Goal of the exercise – Identify all lines below that hold "number" and collect them.

Recorded information –
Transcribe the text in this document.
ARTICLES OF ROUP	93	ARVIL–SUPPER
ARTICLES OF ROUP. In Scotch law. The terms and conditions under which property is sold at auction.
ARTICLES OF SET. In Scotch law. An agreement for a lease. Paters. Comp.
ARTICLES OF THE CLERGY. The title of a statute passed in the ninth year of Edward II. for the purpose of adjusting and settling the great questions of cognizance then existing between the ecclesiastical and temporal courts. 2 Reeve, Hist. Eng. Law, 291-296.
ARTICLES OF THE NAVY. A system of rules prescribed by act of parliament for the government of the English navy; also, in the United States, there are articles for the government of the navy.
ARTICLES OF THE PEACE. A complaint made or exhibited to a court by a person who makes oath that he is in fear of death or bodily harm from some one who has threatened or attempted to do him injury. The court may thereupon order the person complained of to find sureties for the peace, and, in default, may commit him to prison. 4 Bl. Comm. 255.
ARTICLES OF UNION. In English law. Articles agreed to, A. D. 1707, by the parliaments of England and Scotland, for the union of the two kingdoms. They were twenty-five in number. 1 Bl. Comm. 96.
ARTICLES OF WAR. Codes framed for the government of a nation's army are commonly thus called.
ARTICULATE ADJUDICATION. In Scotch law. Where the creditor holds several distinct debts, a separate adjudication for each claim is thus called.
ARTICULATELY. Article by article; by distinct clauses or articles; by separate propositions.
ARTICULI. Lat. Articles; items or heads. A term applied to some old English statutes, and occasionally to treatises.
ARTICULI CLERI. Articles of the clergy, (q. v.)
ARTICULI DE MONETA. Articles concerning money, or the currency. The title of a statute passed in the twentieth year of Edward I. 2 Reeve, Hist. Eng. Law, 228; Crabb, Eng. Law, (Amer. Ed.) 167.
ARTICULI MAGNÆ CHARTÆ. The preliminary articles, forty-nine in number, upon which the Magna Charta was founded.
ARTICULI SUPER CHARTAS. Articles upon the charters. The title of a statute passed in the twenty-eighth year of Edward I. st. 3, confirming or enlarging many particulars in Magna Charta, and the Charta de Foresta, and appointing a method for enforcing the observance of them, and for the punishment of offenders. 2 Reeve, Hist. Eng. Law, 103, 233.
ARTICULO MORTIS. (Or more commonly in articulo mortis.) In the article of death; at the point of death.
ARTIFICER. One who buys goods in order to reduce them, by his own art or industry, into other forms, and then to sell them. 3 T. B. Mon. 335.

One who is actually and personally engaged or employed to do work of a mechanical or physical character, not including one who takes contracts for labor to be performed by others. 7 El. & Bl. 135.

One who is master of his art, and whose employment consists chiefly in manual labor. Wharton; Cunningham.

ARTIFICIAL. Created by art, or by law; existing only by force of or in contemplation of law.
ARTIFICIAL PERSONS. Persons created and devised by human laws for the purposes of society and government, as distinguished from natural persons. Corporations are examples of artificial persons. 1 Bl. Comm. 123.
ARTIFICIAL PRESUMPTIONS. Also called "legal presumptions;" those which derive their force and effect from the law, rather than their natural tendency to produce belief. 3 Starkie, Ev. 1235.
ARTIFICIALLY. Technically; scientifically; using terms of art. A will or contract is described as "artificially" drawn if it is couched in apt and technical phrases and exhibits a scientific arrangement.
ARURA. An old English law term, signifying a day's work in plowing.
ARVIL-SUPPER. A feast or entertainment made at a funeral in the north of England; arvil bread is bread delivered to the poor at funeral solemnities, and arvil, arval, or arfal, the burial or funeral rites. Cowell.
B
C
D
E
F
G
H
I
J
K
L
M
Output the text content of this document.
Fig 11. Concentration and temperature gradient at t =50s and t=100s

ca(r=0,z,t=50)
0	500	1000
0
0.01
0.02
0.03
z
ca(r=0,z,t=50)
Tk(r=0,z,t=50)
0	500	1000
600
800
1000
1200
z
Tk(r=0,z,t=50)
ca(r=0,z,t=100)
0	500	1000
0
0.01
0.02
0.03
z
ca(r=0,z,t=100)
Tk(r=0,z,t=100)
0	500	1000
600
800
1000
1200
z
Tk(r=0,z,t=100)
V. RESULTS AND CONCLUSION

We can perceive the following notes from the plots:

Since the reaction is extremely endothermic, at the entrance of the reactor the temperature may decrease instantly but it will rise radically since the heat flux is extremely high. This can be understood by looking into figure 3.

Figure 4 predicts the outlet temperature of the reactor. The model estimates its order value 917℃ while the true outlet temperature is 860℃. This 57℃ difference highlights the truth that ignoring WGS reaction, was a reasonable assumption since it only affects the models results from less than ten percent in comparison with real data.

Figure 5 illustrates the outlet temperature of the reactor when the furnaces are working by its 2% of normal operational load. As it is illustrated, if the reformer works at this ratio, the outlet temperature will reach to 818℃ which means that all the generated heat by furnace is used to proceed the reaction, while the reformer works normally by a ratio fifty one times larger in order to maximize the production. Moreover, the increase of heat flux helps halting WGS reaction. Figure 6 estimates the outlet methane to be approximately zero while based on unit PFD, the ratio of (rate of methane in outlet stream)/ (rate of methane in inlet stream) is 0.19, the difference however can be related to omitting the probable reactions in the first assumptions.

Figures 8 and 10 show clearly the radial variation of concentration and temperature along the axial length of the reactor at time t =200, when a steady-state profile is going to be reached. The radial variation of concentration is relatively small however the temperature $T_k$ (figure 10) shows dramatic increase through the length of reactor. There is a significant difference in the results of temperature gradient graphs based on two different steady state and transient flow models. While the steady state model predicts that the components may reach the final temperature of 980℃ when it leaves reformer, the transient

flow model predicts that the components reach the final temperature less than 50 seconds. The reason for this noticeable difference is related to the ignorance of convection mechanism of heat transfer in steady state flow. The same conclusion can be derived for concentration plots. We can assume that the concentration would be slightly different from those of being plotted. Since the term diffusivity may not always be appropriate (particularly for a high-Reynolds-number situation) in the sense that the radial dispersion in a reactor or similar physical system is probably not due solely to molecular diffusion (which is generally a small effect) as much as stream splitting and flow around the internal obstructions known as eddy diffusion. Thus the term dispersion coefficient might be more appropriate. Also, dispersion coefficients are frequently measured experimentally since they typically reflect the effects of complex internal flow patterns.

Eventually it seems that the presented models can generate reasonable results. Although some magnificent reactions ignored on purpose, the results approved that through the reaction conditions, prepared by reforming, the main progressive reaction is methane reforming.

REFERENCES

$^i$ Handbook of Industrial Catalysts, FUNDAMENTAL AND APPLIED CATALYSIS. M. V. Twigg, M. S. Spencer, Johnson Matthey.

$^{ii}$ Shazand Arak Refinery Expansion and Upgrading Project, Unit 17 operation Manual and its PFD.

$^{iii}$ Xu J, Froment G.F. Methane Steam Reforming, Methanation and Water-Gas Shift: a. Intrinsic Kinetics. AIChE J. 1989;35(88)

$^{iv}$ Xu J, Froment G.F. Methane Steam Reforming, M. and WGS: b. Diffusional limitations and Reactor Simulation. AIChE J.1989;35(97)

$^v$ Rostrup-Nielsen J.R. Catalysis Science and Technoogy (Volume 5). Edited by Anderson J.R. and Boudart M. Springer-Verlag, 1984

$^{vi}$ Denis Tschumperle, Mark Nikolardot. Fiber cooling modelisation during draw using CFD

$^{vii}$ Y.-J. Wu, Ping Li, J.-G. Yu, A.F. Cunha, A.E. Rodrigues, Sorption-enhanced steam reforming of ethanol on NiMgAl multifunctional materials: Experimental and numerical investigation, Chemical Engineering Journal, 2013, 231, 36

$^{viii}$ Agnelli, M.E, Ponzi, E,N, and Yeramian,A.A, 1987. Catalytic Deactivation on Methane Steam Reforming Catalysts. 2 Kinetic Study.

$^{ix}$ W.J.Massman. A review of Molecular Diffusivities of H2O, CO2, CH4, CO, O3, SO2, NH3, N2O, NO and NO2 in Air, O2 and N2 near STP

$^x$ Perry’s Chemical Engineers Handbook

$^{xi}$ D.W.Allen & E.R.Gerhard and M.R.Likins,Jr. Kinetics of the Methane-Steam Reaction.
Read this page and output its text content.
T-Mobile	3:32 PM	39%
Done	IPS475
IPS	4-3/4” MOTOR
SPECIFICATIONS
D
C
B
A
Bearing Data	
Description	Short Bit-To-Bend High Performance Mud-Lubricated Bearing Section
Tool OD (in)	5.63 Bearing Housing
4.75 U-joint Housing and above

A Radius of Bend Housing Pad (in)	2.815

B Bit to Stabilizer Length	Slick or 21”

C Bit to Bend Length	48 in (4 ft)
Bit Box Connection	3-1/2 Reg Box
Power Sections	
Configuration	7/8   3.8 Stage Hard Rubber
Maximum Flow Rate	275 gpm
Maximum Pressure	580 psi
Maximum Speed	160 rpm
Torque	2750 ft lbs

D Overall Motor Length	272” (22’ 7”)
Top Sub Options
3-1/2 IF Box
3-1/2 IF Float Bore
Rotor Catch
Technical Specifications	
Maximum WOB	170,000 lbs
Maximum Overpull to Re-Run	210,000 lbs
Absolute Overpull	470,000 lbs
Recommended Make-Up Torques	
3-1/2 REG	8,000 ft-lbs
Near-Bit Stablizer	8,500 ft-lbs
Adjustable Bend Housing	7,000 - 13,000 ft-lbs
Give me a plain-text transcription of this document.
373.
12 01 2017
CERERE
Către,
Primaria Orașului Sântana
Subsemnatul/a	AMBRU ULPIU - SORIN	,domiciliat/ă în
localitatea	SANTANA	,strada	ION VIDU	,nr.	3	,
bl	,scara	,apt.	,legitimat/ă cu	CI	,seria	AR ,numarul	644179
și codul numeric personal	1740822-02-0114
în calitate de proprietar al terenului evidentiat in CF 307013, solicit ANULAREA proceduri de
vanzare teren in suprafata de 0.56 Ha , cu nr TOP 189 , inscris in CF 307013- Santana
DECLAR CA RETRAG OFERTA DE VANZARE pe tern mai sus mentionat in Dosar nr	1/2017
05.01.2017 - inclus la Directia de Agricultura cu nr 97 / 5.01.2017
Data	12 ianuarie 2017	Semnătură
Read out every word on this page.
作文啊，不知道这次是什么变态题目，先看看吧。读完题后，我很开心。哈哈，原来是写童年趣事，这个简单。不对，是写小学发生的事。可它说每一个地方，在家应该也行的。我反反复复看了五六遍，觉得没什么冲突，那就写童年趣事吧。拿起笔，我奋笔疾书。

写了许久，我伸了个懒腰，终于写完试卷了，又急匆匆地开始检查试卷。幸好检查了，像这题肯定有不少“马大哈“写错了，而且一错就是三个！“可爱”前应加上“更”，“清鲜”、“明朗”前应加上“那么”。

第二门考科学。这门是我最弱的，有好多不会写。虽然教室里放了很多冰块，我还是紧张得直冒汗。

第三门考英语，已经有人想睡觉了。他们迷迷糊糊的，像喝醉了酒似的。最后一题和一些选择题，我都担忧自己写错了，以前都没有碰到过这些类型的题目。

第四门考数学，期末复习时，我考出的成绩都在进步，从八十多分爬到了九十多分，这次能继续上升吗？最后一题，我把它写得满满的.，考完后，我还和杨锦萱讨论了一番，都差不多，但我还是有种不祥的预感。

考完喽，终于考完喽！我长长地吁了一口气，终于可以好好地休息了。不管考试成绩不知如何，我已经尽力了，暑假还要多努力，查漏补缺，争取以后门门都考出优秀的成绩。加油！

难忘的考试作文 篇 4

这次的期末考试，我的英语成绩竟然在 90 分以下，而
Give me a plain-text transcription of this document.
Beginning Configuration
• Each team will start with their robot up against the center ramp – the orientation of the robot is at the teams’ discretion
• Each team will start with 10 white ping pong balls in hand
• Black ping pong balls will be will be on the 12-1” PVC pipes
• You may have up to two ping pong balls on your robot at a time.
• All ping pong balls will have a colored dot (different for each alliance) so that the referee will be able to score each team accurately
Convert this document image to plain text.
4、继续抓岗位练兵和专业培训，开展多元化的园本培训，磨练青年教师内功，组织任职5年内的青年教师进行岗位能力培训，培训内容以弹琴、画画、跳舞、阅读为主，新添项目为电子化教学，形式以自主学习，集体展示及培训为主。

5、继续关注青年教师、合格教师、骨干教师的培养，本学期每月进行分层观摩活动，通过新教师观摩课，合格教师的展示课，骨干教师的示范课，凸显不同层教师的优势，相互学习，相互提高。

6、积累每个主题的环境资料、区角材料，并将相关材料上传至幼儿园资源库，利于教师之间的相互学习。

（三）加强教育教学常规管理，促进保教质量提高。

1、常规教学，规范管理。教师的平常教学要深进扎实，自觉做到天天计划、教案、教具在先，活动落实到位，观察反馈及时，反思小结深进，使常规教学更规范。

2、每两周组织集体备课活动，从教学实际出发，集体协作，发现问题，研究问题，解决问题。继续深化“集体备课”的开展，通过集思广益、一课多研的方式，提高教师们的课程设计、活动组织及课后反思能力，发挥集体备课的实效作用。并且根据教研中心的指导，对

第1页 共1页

Exercise response –
ARTICLES OF UNION. In English law. Articles agreed to, A. D. 1707, by the parliaments of England and Scotland, for the union of the two kingdoms. They were twenty-five in number. 1 Bl. Comm. 96.
ARTICULI MAGNÆ CHARTÆ. The preliminary articles, forty-nine in number, upon which the Magna Charta was founded.
flow model predicts that the components reach the final temperature less than 50 seconds. The reason for this noticeable difference is related to the ignorance of convection mechanism of heat transfer in steady state flow. The same conclusion can be derived for concentration plots. We can assume that the concentration would be slightly different from those of being plotted. Since the term diffusivity may not always be appropriate (particularly for a high-Reynolds-number situation) in the sense that the radial dispersion in a reactor or similar physical system is probably not due solely to molecular diffusion (which is generally a small effect) as much as stream splitting and flow around the internal obstructions known as eddy diffusion. Thus the term dispersion coefficient might be more appropriate. Also, dispersion coefficients are frequently measured experimentally since they typically reflect the effects of complex internal flow patterns.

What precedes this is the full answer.